Stored data:

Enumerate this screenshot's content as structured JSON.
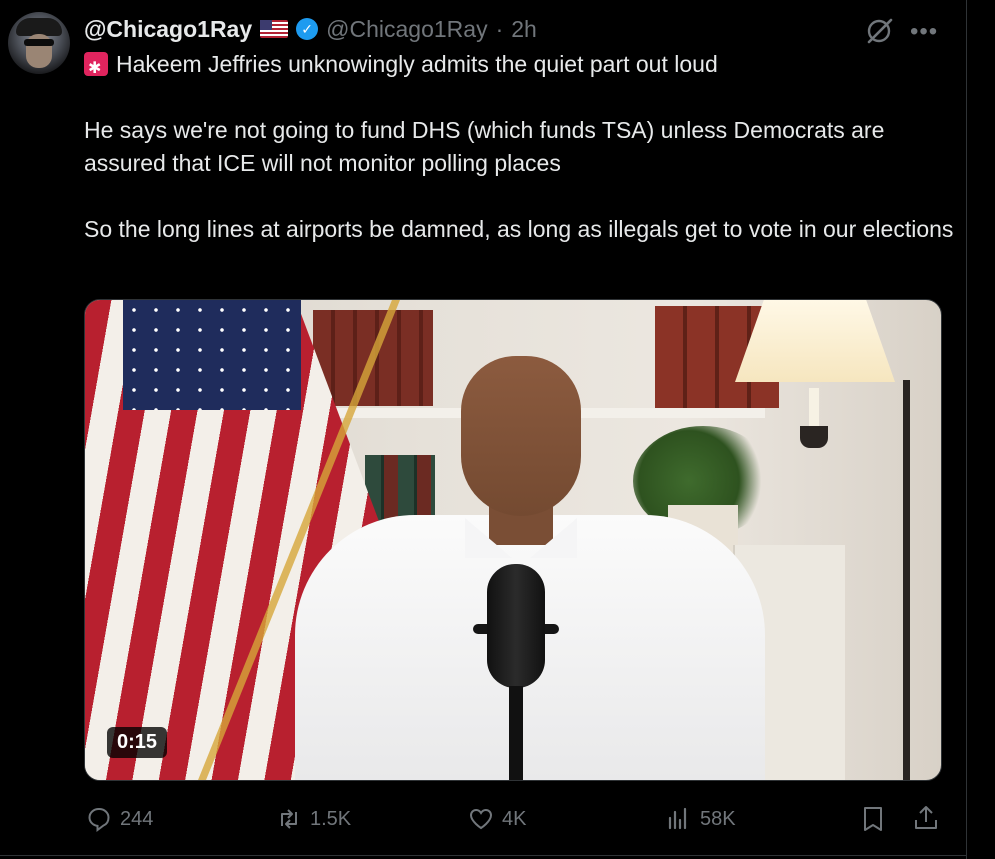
{
  "post": {
    "display_name": "@Chicago1Ray",
    "handle": "@Chicago1Ray",
    "separator": "·",
    "timestamp": "2h",
    "text_line1": "Hakeem Jeffries unknowingly admits the quiet part out loud",
    "text_para2": "He says we're not going to fund DHS (which funds TSA) unless Democrats are assured that ICE will not monitor polling places",
    "text_para3": "So the long lines at airports be damned, as long as illegals get to vote in our elections"
  },
  "media": {
    "duration": "0:15"
  },
  "metrics": {
    "replies": "244",
    "reposts": "1.5K",
    "likes": "4K",
    "views": "58K"
  },
  "icons": {
    "flag": "us-flag-emoji",
    "verified": "verified-badge-icon",
    "grok": "grok-icon",
    "more": "more-icon",
    "siren": "siren-emoji",
    "reply": "reply-icon",
    "repost": "repost-icon",
    "like": "heart-icon",
    "views": "views-icon",
    "bookmark": "bookmark-icon",
    "share": "share-icon"
  },
  "colors": {
    "background": "#000000",
    "text": "#e7e9ea",
    "secondary": "#71767b",
    "accent": "#1d9bf0"
  }
}
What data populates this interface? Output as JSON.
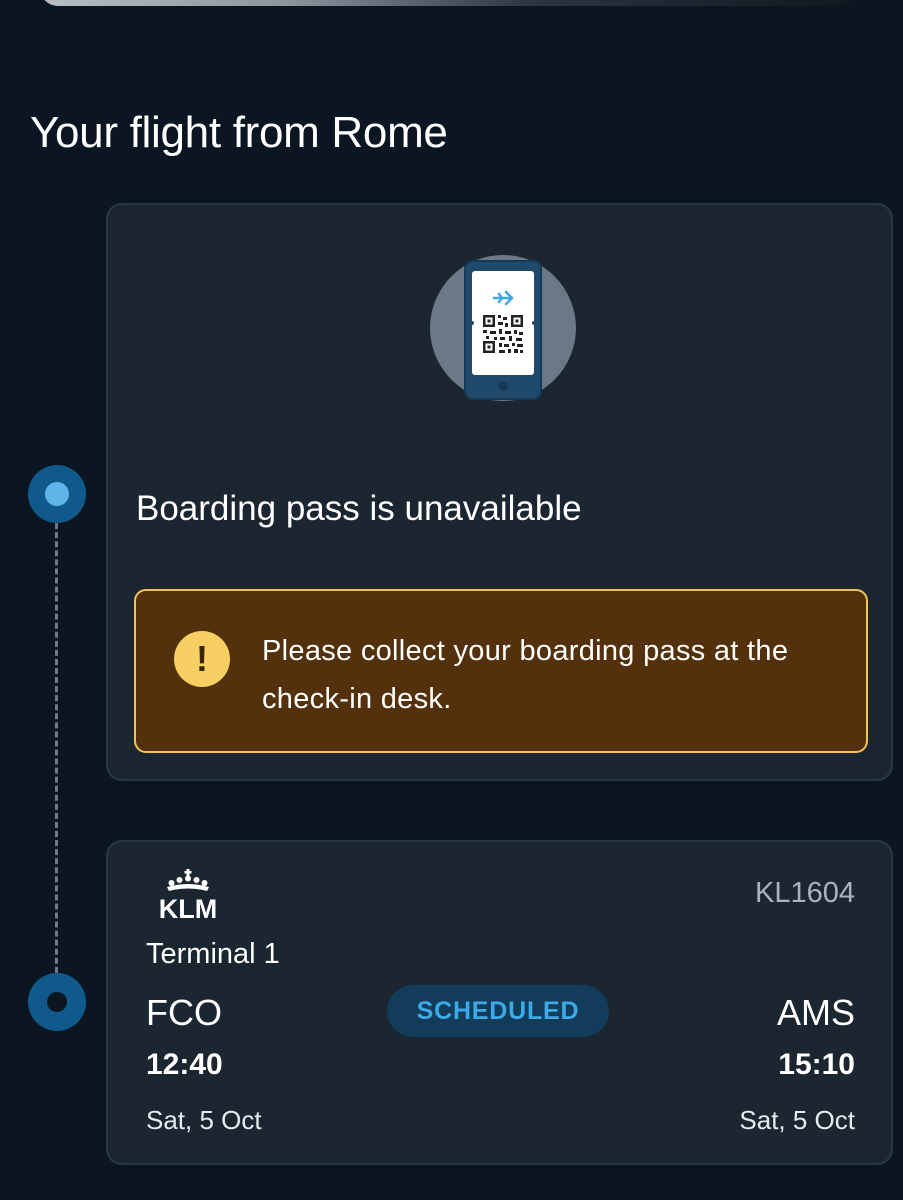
{
  "page": {
    "title": "Your flight from Rome"
  },
  "boarding_pass": {
    "title": "Boarding pass is unavailable",
    "illustration_icon": "phone-boarding-pass-qr-icon",
    "alert": {
      "icon": "exclamation-icon",
      "message": "Please collect your boarding pass at the check-in desk."
    }
  },
  "flight": {
    "airline_logo_text": "KLM",
    "flight_number": "KL1604",
    "terminal": "Terminal 1",
    "status": "SCHEDULED",
    "origin": {
      "code": "FCO",
      "time": "12:40",
      "date": "Sat, 5 Oct"
    },
    "destination": {
      "code": "AMS",
      "time": "15:10",
      "date": "Sat, 5 Oct"
    }
  },
  "colors": {
    "background": "#0b1622",
    "card": "#1b2631",
    "alert_background": "#52310c",
    "alert_border": "#f3c35a",
    "accent_blue": "#3da9e8",
    "timeline_dot": "#0f5a8a"
  }
}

* _EXERCISE BRIEF_
Omitting all images, retype each line of the records precisely.

* _COMPLETE ANSWER_
Enumerate this screenshot's content as structured JSON.
{
  "post": {
    "display_name": "@Chicago1Ray",
    "handle": "@Chicago1Ray",
    "separator": "·",
    "timestamp": "2h",
    "text_line1": "Hakeem Jeffries unknowingly admits the quiet part out loud",
    "text_para2": "He says we're not going to fund DHS (which funds TSA) unless Democrats are assured that ICE will not monitor polling places",
    "text_para3": "So the long lines at airports be damned, as long as illegals get to vote in our elections"
  },
  "media": {
    "duration": "0:15"
  },
  "metrics": {
    "replies": "244",
    "reposts": "1.5K",
    "likes": "4K",
    "views": "58K"
  },
  "icons": {
    "flag": "us-flag-emoji",
    "verified": "verified-badge-icon",
    "grok": "grok-icon",
    "more": "more-icon",
    "siren": "siren-emoji",
    "reply": "reply-icon",
    "repost": "repost-icon",
    "like": "heart-icon",
    "views": "views-icon",
    "bookmark": "bookmark-icon",
    "share": "share-icon"
  },
  "colors": {
    "background": "#000000",
    "text": "#e7e9ea",
    "secondary": "#71767b",
    "accent": "#1d9bf0"
  }
}
What data populates this interface? Output as JSON.
{
  "page": {
    "title": "Your flight from Rome"
  },
  "boarding_pass": {
    "title": "Boarding pass is unavailable",
    "illustration_icon": "phone-boarding-pass-qr-icon",
    "alert": {
      "icon": "exclamation-icon",
      "message": "Please collect your boarding pass at the check-in desk."
    }
  },
  "flight": {
    "airline_logo_text": "KLM",
    "flight_number": "KL1604",
    "terminal": "Terminal 1",
    "status": "SCHEDULED",
    "origin": {
      "code": "FCO",
      "time": "12:40",
      "date": "Sat, 5 Oct"
    },
    "destination": {
      "code": "AMS",
      "time": "15:10",
      "date": "Sat, 5 Oct"
    }
  },
  "colors": {
    "background": "#0b1622",
    "card": "#1b2631",
    "alert_background": "#52310c",
    "alert_border": "#f3c35a",
    "accent_blue": "#3da9e8",
    "timeline_dot": "#0f5a8a"
  }
}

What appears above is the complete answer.